Directive
Collect every line that includes the string "seasonally".

— BEGIN Data for this exercise —

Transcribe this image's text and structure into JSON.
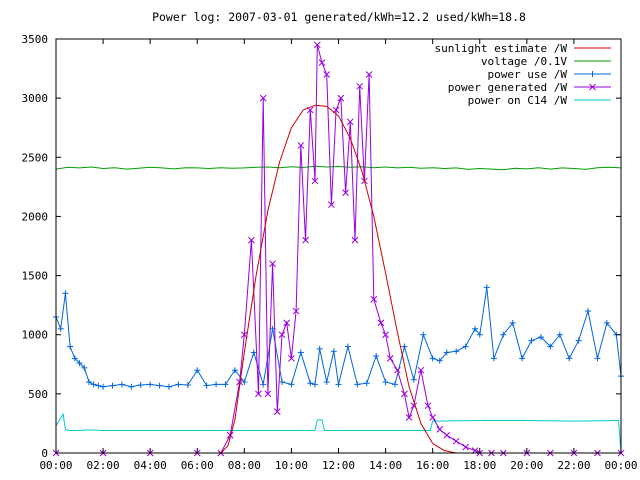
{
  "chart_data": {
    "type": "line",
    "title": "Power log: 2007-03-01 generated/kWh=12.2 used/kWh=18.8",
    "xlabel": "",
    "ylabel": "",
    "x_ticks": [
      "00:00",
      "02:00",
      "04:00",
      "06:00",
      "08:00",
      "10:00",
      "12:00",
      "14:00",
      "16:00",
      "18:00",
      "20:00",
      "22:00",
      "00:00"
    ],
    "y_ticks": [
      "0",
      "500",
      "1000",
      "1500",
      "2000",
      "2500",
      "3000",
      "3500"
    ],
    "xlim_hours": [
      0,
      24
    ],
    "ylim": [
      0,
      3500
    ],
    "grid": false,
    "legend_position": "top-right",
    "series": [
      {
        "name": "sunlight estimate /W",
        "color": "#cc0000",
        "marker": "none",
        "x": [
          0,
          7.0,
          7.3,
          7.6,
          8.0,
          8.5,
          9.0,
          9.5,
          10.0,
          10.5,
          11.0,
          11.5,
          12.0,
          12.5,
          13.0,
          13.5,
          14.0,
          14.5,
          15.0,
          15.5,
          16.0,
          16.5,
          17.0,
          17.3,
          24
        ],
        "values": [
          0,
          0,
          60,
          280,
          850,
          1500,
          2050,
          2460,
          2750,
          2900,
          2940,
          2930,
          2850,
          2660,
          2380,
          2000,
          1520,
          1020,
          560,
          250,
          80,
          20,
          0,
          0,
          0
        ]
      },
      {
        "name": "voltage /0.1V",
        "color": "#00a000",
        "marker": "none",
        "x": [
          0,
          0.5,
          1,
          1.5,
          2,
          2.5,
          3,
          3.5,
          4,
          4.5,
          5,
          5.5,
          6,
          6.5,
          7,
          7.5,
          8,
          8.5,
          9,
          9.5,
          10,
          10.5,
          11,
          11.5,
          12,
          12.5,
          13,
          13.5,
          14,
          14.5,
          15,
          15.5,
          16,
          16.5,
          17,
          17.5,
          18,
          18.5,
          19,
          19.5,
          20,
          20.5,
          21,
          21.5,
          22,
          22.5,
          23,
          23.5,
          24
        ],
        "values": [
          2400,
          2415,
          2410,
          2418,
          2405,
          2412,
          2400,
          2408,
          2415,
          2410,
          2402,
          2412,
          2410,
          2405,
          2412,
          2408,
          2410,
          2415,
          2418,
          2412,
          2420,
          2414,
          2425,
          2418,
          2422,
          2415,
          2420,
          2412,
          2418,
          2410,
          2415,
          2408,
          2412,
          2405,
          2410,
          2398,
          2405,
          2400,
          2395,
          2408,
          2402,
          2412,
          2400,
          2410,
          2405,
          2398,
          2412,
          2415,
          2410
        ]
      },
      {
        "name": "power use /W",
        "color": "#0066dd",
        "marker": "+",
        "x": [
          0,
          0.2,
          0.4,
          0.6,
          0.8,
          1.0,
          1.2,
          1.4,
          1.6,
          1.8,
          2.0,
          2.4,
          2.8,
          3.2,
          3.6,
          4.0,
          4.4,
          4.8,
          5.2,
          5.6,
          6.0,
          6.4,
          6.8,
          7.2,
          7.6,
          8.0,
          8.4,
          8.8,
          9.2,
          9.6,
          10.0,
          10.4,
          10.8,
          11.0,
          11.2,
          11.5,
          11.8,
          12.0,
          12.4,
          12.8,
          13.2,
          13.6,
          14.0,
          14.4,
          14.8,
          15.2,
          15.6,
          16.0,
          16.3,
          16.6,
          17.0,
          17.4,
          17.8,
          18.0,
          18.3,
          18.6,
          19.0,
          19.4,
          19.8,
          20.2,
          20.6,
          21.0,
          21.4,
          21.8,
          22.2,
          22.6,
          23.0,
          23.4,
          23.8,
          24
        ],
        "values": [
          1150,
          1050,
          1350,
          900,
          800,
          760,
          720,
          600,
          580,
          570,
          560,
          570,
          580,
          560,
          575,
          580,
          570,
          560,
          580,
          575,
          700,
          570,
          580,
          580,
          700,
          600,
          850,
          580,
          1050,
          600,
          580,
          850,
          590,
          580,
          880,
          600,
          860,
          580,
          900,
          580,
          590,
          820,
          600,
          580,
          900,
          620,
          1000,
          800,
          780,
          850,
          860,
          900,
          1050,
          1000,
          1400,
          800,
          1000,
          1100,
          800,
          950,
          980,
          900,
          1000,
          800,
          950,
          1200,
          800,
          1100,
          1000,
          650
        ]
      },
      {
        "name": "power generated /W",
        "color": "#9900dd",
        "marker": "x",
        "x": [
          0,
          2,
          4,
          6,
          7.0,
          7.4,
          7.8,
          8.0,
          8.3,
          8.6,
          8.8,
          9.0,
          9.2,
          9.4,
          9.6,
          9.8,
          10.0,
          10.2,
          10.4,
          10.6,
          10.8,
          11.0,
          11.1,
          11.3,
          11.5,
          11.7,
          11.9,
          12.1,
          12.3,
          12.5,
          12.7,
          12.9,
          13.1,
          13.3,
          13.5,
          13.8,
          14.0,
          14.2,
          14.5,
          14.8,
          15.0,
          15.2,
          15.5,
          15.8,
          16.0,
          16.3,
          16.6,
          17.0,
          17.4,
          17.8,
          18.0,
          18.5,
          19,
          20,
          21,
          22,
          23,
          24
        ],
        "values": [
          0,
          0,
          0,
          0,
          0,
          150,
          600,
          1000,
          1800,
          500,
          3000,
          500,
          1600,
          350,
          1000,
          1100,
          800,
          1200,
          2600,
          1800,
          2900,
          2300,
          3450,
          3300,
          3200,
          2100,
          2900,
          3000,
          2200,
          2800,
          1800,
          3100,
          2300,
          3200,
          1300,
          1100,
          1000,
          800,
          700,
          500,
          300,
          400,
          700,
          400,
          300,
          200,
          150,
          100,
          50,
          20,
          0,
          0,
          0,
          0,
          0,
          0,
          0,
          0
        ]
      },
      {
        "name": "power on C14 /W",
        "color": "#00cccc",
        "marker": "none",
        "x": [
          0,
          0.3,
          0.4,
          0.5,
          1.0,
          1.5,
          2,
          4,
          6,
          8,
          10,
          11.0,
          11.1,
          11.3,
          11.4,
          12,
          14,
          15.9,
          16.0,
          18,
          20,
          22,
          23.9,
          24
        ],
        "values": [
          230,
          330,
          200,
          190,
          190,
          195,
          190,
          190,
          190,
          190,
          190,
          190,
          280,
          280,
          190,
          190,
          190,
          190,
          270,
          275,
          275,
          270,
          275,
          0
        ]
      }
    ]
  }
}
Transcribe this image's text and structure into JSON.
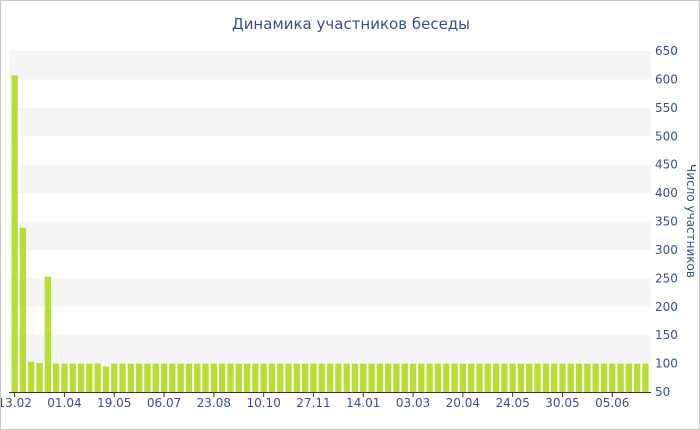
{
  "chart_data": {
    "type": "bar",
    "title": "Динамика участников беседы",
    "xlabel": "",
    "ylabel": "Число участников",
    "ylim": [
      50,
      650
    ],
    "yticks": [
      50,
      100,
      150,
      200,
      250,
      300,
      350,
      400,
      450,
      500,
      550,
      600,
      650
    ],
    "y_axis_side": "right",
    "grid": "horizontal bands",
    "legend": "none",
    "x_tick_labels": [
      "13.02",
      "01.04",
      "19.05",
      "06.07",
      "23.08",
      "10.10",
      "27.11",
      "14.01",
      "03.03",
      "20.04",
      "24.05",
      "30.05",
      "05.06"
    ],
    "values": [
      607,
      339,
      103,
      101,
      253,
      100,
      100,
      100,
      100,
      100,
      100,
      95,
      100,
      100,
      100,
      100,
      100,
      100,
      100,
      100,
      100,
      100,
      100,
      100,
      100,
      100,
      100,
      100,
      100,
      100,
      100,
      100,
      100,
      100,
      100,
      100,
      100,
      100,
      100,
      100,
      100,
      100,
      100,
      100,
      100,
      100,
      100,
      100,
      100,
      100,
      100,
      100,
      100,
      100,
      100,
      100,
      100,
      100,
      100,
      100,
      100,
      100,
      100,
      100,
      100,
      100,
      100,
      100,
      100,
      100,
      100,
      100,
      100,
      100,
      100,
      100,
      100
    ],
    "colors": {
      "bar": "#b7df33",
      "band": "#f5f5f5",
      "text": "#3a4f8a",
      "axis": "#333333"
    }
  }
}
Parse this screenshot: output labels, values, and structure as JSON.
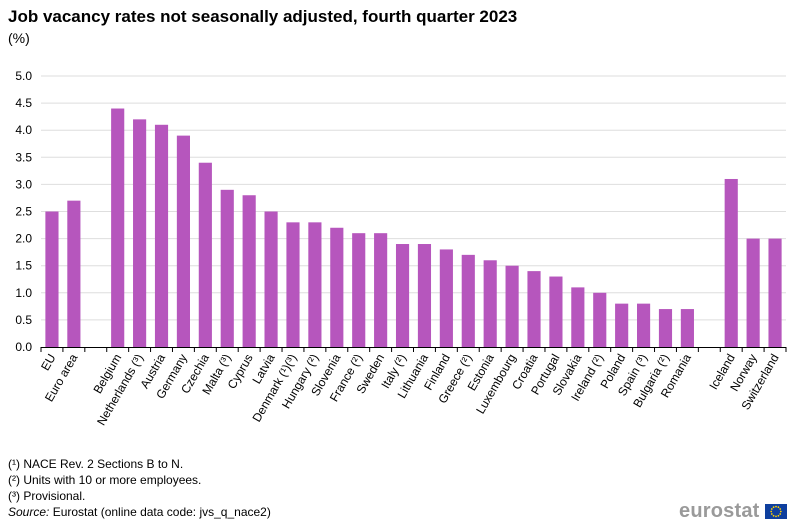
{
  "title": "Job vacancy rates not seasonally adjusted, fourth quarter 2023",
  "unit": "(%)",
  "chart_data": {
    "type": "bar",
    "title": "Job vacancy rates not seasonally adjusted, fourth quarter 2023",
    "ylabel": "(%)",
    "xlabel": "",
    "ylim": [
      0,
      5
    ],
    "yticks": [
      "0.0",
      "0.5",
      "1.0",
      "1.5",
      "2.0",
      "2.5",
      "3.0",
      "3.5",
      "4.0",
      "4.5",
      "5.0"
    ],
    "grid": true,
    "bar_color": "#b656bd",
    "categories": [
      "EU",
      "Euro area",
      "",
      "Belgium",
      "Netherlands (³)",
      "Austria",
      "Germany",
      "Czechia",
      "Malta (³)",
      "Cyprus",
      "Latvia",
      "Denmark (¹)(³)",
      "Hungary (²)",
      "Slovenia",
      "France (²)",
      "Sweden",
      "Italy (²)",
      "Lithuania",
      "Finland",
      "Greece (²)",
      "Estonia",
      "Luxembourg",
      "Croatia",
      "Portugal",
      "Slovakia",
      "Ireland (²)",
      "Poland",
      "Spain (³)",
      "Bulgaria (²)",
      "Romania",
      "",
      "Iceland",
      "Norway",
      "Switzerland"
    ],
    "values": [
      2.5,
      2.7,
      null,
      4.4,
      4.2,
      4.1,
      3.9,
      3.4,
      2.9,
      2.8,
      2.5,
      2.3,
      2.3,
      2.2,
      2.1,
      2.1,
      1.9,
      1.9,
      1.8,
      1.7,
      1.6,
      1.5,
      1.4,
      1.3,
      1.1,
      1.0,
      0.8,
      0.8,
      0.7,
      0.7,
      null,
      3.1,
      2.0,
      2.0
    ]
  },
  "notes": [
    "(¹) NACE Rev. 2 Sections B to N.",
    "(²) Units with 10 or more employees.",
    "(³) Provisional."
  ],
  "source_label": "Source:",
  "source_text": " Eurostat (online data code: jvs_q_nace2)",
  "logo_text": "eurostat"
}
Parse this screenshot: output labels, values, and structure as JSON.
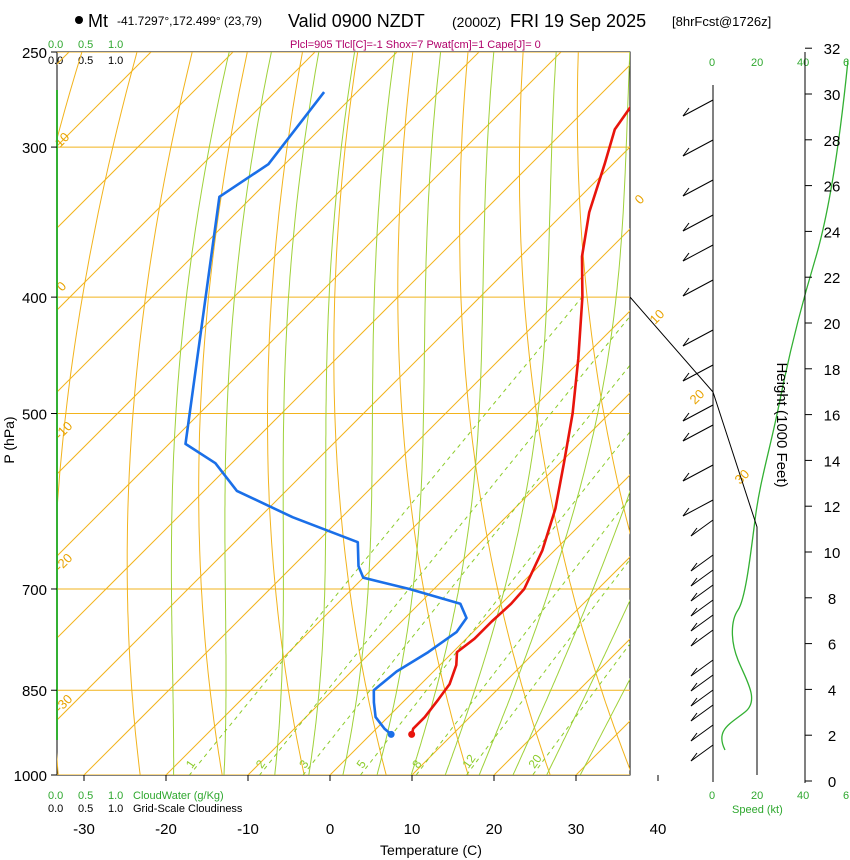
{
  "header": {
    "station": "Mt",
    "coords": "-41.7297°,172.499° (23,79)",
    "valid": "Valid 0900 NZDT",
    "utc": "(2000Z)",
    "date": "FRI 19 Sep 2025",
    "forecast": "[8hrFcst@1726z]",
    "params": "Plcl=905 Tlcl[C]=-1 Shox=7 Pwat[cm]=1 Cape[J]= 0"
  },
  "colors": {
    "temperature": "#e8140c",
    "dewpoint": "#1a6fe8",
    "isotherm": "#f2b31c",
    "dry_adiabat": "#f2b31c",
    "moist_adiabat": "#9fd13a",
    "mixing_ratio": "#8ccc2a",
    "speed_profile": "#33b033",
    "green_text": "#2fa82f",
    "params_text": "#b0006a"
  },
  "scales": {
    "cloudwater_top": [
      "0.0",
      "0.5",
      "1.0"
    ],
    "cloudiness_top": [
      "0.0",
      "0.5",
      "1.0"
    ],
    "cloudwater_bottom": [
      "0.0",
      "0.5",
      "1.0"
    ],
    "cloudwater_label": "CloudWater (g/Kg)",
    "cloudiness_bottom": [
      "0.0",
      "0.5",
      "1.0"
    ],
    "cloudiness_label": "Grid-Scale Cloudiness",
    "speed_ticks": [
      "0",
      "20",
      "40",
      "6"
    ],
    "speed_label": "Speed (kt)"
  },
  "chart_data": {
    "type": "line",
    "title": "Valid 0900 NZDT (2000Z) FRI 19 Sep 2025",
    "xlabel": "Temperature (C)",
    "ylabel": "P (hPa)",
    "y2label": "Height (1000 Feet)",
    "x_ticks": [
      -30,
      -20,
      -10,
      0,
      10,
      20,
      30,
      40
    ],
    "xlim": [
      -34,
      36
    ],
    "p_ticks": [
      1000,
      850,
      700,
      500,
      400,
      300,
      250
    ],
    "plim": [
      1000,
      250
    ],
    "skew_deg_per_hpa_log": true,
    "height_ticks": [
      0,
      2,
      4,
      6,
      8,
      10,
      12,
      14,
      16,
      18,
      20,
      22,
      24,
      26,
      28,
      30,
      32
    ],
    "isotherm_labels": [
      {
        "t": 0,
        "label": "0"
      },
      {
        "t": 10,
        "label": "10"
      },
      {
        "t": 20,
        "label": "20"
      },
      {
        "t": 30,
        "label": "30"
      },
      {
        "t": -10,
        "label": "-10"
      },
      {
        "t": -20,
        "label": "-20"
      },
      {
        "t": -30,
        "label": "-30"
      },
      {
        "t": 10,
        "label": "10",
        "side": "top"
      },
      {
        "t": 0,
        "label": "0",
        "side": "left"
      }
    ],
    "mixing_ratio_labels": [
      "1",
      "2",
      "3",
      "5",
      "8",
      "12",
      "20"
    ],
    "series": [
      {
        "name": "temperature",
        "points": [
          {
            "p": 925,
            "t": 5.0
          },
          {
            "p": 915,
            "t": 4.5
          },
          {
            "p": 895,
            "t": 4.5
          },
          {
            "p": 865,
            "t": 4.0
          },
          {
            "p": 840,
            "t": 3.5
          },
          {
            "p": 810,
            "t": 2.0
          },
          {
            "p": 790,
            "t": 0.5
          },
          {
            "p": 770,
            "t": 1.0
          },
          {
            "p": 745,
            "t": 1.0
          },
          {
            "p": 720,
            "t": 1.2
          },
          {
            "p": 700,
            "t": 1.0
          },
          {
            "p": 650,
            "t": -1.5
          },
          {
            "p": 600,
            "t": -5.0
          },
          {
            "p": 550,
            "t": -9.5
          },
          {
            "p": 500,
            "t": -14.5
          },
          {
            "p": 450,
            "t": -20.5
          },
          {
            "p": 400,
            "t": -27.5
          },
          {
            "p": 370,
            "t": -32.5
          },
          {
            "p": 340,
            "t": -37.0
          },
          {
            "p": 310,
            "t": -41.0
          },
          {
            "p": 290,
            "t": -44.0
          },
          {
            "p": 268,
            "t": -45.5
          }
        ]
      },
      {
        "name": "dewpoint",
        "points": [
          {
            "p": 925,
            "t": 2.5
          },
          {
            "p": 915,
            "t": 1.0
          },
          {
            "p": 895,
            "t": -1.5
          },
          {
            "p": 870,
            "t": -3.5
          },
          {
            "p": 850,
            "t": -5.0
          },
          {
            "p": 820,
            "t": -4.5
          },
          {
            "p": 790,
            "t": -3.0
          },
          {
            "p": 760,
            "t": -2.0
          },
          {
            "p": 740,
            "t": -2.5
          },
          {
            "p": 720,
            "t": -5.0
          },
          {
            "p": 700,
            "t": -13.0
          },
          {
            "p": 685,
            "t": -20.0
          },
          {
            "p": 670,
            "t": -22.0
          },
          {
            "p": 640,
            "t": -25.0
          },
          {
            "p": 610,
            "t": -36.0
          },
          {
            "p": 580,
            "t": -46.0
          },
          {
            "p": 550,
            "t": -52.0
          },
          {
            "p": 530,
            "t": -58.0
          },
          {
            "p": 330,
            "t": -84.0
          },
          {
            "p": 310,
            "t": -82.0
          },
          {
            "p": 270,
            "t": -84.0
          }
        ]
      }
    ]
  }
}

— END Data for this exercise —

Worked answer
  "title": "Job vacancy rates not seasonally adjusted, fourth quarter 2023",
    "title": "Job vacancy rates not seasonally adjusted, fourth quarter 2023",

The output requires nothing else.